- [TASK DETAILS]: Reproduce the data exactly.
══ DATA ══
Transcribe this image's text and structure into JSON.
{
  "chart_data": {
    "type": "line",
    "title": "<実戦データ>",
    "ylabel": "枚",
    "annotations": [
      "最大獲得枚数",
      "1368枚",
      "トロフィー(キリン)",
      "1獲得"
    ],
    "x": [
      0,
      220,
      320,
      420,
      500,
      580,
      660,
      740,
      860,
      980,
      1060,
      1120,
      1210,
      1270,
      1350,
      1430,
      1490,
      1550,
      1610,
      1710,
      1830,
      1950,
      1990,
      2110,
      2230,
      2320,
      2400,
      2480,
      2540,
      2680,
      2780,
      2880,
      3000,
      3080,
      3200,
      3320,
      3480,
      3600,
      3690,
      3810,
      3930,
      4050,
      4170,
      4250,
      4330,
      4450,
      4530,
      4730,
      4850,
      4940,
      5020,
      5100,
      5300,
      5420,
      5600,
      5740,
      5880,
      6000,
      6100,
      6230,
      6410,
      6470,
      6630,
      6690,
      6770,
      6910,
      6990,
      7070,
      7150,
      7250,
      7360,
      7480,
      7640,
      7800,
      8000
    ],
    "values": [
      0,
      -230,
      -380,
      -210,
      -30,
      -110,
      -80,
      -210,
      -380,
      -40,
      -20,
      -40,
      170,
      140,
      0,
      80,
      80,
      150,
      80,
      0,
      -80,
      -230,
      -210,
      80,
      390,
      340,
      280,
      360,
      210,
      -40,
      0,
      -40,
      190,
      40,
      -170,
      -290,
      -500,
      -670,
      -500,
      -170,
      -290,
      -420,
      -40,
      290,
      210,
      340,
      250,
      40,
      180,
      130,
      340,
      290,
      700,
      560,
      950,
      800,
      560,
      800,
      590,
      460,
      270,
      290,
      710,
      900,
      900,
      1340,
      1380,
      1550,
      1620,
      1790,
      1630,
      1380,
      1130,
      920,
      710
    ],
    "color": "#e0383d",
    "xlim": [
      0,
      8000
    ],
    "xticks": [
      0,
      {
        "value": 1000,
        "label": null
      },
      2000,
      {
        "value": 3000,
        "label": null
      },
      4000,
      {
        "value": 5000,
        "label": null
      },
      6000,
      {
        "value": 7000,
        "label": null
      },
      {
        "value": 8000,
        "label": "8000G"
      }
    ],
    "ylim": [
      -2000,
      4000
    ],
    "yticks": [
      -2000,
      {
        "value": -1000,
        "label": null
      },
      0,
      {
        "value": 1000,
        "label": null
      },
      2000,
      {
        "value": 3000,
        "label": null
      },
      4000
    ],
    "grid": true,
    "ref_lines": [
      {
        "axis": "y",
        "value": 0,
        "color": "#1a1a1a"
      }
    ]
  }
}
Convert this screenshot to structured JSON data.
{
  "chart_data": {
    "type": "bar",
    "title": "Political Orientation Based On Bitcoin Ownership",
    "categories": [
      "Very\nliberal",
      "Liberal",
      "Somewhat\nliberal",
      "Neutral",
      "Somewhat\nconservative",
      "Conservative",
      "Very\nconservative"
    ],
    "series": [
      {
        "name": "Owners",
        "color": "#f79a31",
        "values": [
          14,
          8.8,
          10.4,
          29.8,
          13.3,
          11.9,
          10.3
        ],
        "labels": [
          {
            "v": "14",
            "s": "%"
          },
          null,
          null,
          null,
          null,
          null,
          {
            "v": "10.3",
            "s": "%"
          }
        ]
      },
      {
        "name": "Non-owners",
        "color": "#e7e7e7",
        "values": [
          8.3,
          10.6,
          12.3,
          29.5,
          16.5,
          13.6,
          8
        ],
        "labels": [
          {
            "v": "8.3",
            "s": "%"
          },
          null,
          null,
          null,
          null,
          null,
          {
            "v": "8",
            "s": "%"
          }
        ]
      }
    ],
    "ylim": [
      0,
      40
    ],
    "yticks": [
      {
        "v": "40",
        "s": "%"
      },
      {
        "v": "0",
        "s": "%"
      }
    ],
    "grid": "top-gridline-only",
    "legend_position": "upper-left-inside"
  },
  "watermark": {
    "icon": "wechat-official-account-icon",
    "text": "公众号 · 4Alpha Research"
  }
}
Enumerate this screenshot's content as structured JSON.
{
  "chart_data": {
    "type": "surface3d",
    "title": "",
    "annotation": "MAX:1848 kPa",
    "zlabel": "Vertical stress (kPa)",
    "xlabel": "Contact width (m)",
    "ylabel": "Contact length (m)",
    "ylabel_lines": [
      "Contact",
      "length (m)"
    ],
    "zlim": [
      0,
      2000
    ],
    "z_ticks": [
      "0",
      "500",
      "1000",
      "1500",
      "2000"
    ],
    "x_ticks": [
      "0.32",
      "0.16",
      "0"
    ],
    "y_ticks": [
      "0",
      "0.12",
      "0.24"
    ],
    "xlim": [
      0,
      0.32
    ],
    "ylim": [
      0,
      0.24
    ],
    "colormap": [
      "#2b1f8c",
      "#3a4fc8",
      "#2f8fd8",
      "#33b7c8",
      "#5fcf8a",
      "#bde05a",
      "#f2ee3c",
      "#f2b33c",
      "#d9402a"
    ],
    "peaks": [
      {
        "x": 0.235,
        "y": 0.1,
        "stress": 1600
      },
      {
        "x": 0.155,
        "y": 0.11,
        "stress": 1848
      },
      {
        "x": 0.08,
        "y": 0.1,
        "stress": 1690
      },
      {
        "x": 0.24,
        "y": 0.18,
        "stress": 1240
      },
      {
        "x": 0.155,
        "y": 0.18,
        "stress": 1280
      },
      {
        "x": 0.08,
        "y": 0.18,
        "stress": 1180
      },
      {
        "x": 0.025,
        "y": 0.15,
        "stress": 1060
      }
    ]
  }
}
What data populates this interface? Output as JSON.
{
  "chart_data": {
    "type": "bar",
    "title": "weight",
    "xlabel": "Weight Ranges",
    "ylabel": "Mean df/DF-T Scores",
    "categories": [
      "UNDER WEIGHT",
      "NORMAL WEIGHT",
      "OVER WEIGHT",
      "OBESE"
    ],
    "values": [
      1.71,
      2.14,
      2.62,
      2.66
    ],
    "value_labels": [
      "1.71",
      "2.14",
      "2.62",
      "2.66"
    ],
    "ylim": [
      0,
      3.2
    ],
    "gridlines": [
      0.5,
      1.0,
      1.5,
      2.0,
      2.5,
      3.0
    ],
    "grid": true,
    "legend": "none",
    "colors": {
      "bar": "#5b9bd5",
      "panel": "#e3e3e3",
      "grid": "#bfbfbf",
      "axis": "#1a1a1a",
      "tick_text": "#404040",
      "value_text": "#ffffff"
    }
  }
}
═══
- [RESULT OF THIS EXERCISE]:
Transcribe this image's text and structure into JSON.
{
  "chart_data": {
    "type": "line",
    "title": "<実戦データ>",
    "ylabel": "枚",
    "annotations": [
      "最大獲得枚数",
      "1368枚",
      "トロフィー(キリン)",
      "1獲得"
    ],
    "x": [
      0,
      220,
      320,
      420,
      500,
      580,
      660,
      740,
      860,
      980,
      1060,
      1120,
      1210,
      1270,
      1350,
      1430,
      1490,
      1550,
      1610,
      1710,
      1830,
      1950,
      1990,
      2110,
      2230,
      2320,
      2400,
      2480,
      2540,
      2680,
      2780,
      2880,
      3000,
      3080,
      3200,
      3320,
      3480,
      3600,
      3690,
      3810,
      3930,
      4050,
      4170,
      4250,
      4330,
      4450,
      4530,
      4730,
      4850,
      4940,
      5020,
      5100,
      5300,
      5420,
      5600,
      5740,
      5880,
      6000,
      6100,
      6230,
      6410,
      6470,
      6630,
      6690,
      6770,
      6910,
      6990,
      7070,
      7150,
      7250,
      7360,
      7480,
      7640,
      7800,
      8000
    ],
    "values": [
      0,
      -230,
      -380,
      -210,
      -30,
      -110,
      -80,
      -210,
      -380,
      -40,
      -20,
      -40,
      170,
      140,
      0,
      80,
      80,
      150,
      80,
      0,
      -80,
      -230,
      -210,
      80,
      390,
      340,
      280,
      360,
      210,
      -40,
      0,
      -40,
      190,
      40,
      -170,
      -290,
      -500,
      -670,
      -500,
      -170,
      -290,
      -420,
      -40,
      290,
      210,
      340,
      250,
      40,
      180,
      130,
      340,
      290,
      700,
      560,
      950,
      800,
      560,
      800,
      590,
      460,
      270,
      290,
      710,
      900,
      900,
      1340,
      1380,
      1550,
      1620,
      1790,
      1630,
      1380,
      1130,
      920,
      710
    ],
    "color": "#e0383d",
    "xlim": [
      0,
      8000
    ],
    "xticks": [
      0,
      {
        "value": 1000,
        "label": null
      },
      2000,
      {
        "value": 3000,
        "label": null
      },
      4000,
      {
        "value": 5000,
        "label": null
      },
      6000,
      {
        "value": 7000,
        "label": null
      },
      {
        "value": 8000,
        "label": "8000G"
      }
    ],
    "ylim": [
      -2000,
      4000
    ],
    "yticks": [
      -2000,
      {
        "value": -1000,
        "label": null
      },
      0,
      {
        "value": 1000,
        "label": null
      },
      2000,
      {
        "value": 3000,
        "label": null
      },
      4000
    ],
    "grid": true,
    "ref_lines": [
      {
        "axis": "y",
        "value": 0,
        "color": "#1a1a1a"
      }
    ]
  }
}
Convert this screenshot to structured JSON data.
{
  "chart_data": {
    "type": "bar",
    "title": "Political Orientation Based On Bitcoin Ownership",
    "categories": [
      "Very\nliberal",
      "Liberal",
      "Somewhat\nliberal",
      "Neutral",
      "Somewhat\nconservative",
      "Conservative",
      "Very\nconservative"
    ],
    "series": [
      {
        "name": "Owners",
        "color": "#f79a31",
        "values": [
          14,
          8.8,
          10.4,
          29.8,
          13.3,
          11.9,
          10.3
        ],
        "labels": [
          {
            "v": "14",
            "s": "%"
          },
          null,
          null,
          null,
          null,
          null,
          {
            "v": "10.3",
            "s": "%"
          }
        ]
      },
      {
        "name": "Non-owners",
        "color": "#e7e7e7",
        "values": [
          8.3,
          10.6,
          12.3,
          29.5,
          16.5,
          13.6,
          8
        ],
        "labels": [
          {
            "v": "8.3",
            "s": "%"
          },
          null,
          null,
          null,
          null,
          null,
          {
            "v": "8",
            "s": "%"
          }
        ]
      }
    ],
    "ylim": [
      0,
      40
    ],
    "yticks": [
      {
        "v": "40",
        "s": "%"
      },
      {
        "v": "0",
        "s": "%"
      }
    ],
    "grid": "top-gridline-only",
    "legend_position": "upper-left-inside"
  },
  "watermark": {
    "icon": "wechat-official-account-icon",
    "text": "公众号 · 4Alpha Research"
  }
}
Enumerate this screenshot's content as structured JSON.
{
  "chart_data": {
    "type": "surface3d",
    "title": "",
    "annotation": "MAX:1848 kPa",
    "zlabel": "Vertical stress (kPa)",
    "xlabel": "Contact width (m)",
    "ylabel": "Contact length (m)",
    "ylabel_lines": [
      "Contact",
      "length (m)"
    ],
    "zlim": [
      0,
      2000
    ],
    "z_ticks": [
      "0",
      "500",
      "1000",
      "1500",
      "2000"
    ],
    "x_ticks": [
      "0.32",
      "0.16",
      "0"
    ],
    "y_ticks": [
      "0",
      "0.12",
      "0.24"
    ],
    "xlim": [
      0,
      0.32
    ],
    "ylim": [
      0,
      0.24
    ],
    "colormap": [
      "#2b1f8c",
      "#3a4fc8",
      "#2f8fd8",
      "#33b7c8",
      "#5fcf8a",
      "#bde05a",
      "#f2ee3c",
      "#f2b33c",
      "#d9402a"
    ],
    "peaks": [
      {
        "x": 0.235,
        "y": 0.1,
        "stress": 1600
      },
      {
        "x": 0.155,
        "y": 0.11,
        "stress": 1848
      },
      {
        "x": 0.08,
        "y": 0.1,
        "stress": 1690
      },
      {
        "x": 0.24,
        "y": 0.18,
        "stress": 1240
      },
      {
        "x": 0.155,
        "y": 0.18,
        "stress": 1280
      },
      {
        "x": 0.08,
        "y": 0.18,
        "stress": 1180
      },
      {
        "x": 0.025,
        "y": 0.15,
        "stress": 1060
      }
    ]
  }
}
What data populates this interface? Output as JSON.
{
  "chart_data": {
    "type": "bar",
    "title": "weight",
    "xlabel": "Weight Ranges",
    "ylabel": "Mean df/DF-T Scores",
    "categories": [
      "UNDER WEIGHT",
      "NORMAL WEIGHT",
      "OVER WEIGHT",
      "OBESE"
    ],
    "values": [
      1.71,
      2.14,
      2.62,
      2.66
    ],
    "value_labels": [
      "1.71",
      "2.14",
      "2.62",
      "2.66"
    ],
    "ylim": [
      0,
      3.2
    ],
    "gridlines": [
      0.5,
      1.0,
      1.5,
      2.0,
      2.5,
      3.0
    ],
    "grid": true,
    "legend": "none",
    "colors": {
      "bar": "#5b9bd5",
      "panel": "#e3e3e3",
      "grid": "#bfbfbf",
      "axis": "#1a1a1a",
      "tick_text": "#404040",
      "value_text": "#ffffff"
    }
  }
}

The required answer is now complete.